## [What is expected]
Repeat word for word everything from "Your using OS" down to "(May 16, 2008)" in the thread about a browser crashing on Facebook.

## [Supplied passage]
|---|

# browser crashes when opening facebook



## steven hall (May 15, 2008)

Im new! mac os x 10.4.6
 Within seconds of logging-in to my new facebook page, the browser crashes.'
 I check the mac report and it says 'Kern Protection failure'.
 I mailed facebook and they suggested it was a  cache/cookie problem.
 These I cleared but the problem persists. The report continued by mentioning Adobe Flash Player Failure 0
 I have upgraded the browsers and the Adobe Flash Player ( I think!)- still no joy.
 I am at the limit of what I know. Can anyone give me any advice?


----------



## CaribbeanOS-X (May 15, 2008)

Steven:

Which browser do you ? Safari, FireFox, Flock, Opera (Netscape, RIP)?

Try FireFox or FireFox Beta3.0b5

Have cookies enabled (or at least have the browser ask you each time) and java ON in your browsers.

Your using OS 10.4.6 maybe try to update with a combo update from the apple site... but i think it is a PPC you have?

Then to get the most out of your Web experience install Perian and Flip4Mac.


----------



## Giaguara (May 16, 2008)

|---|

## [Records supplied]
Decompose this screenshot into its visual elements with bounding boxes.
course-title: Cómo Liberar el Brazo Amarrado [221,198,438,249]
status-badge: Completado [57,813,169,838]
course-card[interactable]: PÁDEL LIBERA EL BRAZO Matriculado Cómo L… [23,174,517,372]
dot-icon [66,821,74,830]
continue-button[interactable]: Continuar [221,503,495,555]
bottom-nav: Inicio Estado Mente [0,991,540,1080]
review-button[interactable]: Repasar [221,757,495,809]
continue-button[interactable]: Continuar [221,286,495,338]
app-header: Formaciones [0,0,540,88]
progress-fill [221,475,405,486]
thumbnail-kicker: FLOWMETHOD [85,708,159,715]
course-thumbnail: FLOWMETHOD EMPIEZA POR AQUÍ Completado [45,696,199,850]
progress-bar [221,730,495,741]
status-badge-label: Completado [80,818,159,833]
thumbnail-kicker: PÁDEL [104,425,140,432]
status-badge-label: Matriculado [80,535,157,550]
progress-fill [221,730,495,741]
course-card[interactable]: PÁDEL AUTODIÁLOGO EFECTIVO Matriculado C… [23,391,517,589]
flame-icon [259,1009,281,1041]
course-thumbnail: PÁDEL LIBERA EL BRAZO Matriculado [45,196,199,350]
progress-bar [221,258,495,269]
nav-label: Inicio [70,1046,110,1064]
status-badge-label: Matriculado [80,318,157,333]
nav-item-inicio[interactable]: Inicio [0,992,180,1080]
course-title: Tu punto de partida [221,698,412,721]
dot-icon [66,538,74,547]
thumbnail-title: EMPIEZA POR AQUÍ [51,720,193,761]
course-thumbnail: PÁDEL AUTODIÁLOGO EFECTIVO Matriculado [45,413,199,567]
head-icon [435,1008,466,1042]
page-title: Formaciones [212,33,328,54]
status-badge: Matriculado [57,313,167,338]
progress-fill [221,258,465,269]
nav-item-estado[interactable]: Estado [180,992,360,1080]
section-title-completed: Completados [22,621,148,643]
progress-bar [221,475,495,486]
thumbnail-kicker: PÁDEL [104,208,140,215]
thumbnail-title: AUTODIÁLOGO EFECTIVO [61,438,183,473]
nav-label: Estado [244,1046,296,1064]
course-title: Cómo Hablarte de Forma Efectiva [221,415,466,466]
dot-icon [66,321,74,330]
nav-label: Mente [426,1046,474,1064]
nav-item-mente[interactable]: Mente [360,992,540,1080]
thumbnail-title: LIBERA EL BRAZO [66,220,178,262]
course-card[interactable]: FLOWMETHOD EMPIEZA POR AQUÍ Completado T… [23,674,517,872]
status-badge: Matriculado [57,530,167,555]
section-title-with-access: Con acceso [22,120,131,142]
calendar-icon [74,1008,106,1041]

|---|

## [Expected answer]
Your using OS 10.4.6 maybe try to update with a combo update from the apple site... but i think it is a PPC you have?

Then to get the most out of your Web experience install Perian and Flip4Mac.


----------



## Giaguara (May 16, 2008)